** What is asked **
Locate the word "CATEGORIES" in the material, then show every line that holds it.

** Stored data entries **
■ ■ ■ ■ ■

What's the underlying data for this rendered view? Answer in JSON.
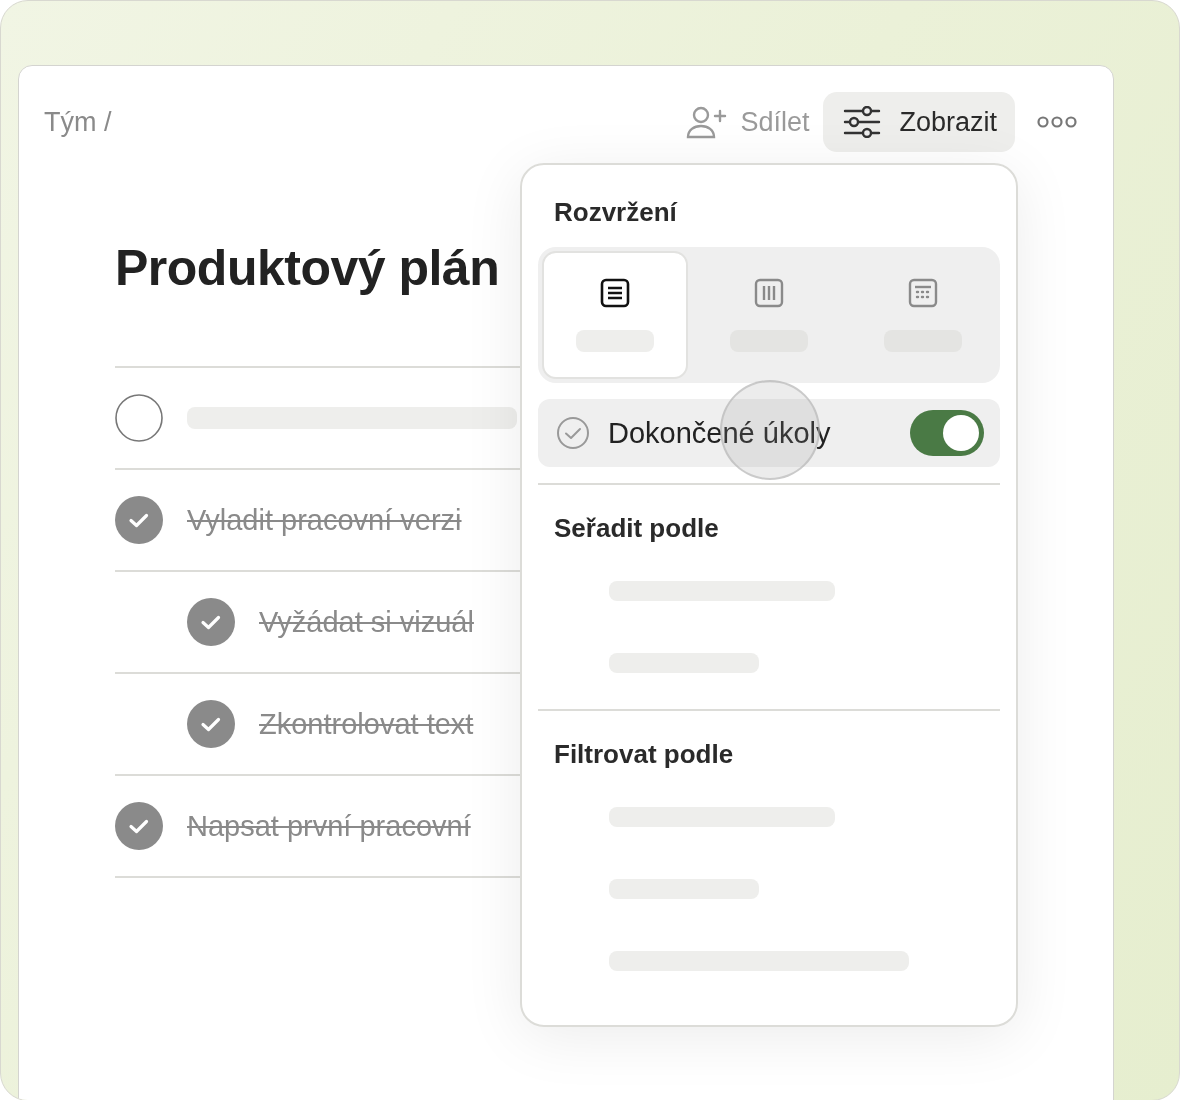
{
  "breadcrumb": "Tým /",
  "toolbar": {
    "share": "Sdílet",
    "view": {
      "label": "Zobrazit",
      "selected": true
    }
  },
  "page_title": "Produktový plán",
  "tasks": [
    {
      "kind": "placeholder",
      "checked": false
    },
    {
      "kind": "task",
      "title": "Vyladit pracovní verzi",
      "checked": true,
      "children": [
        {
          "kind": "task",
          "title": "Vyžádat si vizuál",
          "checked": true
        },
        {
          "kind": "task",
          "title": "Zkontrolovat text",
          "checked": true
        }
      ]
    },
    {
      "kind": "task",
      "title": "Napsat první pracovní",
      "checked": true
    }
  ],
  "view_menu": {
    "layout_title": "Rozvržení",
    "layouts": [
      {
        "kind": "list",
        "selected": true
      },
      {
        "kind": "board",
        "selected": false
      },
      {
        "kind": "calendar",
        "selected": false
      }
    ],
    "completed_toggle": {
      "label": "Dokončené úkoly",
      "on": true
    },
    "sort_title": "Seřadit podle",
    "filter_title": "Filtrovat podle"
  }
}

■ ■ ■ ■ ■

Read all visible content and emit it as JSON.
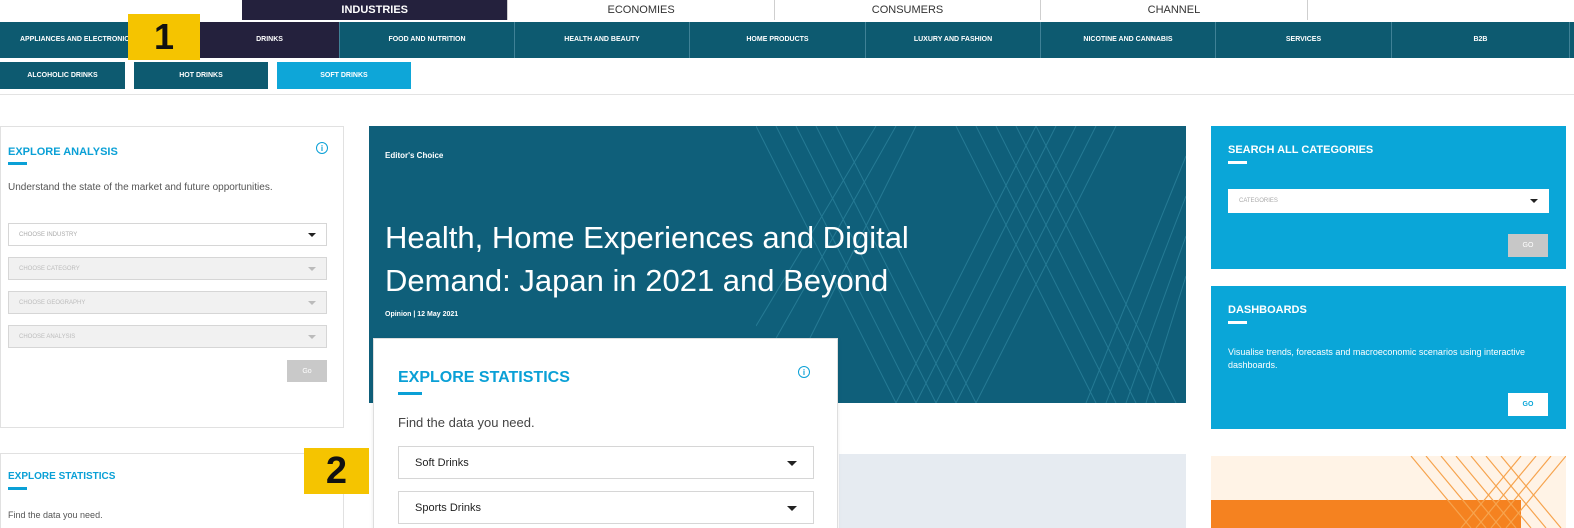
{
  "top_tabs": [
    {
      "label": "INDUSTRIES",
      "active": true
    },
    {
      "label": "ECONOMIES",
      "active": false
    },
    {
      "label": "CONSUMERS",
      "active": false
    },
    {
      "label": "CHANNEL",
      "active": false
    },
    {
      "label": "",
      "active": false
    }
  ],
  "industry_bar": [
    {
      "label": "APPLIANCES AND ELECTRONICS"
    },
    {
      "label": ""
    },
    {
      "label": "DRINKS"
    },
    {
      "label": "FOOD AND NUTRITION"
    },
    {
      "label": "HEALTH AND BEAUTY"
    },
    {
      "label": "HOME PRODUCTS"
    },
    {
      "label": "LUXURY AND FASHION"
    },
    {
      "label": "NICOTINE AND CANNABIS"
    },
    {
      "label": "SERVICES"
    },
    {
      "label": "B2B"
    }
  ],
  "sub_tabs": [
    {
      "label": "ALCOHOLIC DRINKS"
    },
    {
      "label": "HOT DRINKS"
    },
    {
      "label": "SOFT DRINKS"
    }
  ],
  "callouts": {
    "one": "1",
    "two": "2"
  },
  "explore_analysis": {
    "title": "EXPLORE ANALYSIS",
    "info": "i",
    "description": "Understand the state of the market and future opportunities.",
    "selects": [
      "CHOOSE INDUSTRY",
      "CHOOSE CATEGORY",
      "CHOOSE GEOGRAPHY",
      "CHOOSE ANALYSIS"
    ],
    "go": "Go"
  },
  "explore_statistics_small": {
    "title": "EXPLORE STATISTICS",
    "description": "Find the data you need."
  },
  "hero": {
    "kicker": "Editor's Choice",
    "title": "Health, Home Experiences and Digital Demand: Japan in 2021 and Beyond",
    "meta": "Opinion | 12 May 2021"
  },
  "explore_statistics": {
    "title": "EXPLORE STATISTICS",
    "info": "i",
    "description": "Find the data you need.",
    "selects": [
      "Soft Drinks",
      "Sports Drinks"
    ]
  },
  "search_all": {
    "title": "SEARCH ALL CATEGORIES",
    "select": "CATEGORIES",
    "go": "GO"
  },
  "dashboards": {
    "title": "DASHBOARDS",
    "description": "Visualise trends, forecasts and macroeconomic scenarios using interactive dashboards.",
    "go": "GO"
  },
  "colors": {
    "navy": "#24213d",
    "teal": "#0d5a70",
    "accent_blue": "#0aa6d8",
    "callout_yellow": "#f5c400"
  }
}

■ ■ ■ ■ ■

** Solution to the problem **
    "title": "SEARCH ALL CATEGORIES",
    "select": "CATEGORIES",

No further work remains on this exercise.